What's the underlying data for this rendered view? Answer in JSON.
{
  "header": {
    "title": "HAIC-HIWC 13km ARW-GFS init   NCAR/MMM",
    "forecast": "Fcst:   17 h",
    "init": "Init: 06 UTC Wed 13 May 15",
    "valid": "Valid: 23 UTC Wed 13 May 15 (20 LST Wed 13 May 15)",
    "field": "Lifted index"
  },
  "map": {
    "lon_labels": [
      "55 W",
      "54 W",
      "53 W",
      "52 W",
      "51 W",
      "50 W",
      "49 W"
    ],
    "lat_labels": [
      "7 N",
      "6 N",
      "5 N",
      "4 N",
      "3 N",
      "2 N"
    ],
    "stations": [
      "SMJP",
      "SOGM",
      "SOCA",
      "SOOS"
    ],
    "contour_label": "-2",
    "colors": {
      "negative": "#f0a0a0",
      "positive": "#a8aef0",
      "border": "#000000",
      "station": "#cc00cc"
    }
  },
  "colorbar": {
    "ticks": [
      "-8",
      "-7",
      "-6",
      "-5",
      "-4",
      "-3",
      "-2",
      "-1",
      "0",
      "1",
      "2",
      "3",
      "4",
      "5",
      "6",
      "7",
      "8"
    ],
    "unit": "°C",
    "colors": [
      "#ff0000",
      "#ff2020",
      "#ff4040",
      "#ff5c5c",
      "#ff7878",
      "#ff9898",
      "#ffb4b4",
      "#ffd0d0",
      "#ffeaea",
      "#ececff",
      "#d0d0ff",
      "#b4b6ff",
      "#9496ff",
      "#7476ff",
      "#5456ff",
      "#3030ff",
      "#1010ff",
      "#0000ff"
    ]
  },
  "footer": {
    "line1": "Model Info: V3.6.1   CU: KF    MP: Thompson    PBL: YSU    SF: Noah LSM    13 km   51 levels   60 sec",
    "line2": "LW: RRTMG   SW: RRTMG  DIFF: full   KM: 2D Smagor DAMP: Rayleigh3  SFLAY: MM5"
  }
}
=-=-=-=-=
Instructions to follow: Return all lines with the word "init" in them.

Finished task:
    "title": "HAIC-HIWC 13km ARW-GFS init   NCAR/MMM",
    "init": "Init: 06 UTC Wed 13 May 15",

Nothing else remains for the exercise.